SHORT PROBLEM: Gather every line of the data that contains the string "icon" and copy each one out in full.

RECORDS PROVIDED:
|---|
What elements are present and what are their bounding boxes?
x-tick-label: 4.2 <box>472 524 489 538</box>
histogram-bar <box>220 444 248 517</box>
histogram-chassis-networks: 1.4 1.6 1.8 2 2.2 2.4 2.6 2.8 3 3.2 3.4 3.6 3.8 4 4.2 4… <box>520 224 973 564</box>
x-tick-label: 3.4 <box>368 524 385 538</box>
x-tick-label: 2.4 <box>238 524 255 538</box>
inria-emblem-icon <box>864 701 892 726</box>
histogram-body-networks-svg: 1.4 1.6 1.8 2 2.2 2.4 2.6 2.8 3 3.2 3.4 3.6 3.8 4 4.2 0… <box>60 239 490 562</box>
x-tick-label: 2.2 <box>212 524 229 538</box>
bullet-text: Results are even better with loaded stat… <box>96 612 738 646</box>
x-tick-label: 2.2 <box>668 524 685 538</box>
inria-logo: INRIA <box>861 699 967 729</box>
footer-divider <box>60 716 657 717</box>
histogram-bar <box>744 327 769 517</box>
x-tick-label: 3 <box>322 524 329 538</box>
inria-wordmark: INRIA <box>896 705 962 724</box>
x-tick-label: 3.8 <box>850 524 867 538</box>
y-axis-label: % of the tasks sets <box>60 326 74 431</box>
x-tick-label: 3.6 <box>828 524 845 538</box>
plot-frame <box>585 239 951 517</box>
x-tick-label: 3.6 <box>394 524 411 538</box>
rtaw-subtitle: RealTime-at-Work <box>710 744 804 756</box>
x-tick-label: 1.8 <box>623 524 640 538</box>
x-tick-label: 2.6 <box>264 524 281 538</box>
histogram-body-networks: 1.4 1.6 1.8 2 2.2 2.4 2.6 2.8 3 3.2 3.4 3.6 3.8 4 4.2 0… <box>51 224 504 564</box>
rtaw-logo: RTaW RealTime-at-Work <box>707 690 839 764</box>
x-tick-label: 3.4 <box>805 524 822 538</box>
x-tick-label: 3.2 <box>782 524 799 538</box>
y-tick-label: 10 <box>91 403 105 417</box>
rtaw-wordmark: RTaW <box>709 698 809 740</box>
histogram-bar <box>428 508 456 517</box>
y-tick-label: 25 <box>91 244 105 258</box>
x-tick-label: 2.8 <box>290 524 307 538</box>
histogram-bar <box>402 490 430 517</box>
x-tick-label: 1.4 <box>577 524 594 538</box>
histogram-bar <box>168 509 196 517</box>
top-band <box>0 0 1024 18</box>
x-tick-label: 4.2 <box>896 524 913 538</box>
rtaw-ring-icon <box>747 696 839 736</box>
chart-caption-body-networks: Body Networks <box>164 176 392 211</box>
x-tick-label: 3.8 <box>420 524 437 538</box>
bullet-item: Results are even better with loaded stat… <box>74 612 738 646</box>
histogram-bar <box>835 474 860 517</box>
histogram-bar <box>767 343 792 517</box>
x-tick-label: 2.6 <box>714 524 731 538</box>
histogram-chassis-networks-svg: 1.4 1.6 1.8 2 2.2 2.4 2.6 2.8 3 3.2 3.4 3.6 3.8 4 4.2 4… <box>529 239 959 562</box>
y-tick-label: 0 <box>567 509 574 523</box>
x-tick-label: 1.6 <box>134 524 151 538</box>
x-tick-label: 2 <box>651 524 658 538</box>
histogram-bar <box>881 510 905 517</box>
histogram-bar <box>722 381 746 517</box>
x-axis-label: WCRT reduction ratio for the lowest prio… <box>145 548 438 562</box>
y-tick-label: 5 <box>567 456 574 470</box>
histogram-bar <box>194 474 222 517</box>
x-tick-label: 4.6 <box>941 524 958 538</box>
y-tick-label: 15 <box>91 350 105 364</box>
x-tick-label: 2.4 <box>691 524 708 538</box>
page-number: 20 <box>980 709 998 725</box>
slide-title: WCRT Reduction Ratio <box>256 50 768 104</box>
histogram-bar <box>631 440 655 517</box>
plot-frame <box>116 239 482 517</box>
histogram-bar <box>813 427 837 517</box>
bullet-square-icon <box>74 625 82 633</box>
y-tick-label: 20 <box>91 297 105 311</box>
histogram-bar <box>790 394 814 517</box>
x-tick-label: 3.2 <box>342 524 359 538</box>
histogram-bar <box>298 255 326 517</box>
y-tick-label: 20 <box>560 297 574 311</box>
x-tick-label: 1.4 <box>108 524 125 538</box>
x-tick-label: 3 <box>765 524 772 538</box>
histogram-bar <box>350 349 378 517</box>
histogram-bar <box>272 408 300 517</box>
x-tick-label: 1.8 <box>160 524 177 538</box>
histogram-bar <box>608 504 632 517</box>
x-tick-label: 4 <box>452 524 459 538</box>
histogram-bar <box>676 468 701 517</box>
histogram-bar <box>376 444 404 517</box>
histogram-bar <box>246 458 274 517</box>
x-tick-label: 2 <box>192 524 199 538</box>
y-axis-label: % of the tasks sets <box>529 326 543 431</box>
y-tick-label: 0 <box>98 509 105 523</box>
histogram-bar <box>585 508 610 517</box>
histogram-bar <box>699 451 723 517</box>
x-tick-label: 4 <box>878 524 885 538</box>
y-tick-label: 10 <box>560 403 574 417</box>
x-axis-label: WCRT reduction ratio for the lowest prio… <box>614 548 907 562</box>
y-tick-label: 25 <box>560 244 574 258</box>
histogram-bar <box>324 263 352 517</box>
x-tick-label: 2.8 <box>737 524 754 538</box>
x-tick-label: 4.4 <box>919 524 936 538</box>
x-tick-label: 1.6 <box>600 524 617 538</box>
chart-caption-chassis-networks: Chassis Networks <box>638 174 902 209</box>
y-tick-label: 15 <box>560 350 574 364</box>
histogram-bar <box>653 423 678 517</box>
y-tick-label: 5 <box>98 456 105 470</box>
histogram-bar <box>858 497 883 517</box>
|---|
ANSWER TO THE TASK:
inria-emblem-icon <box>864 701 892 726</box>
rtaw-ring-icon <box>747 696 839 736</box>
bullet-square-icon <box>74 625 82 633</box>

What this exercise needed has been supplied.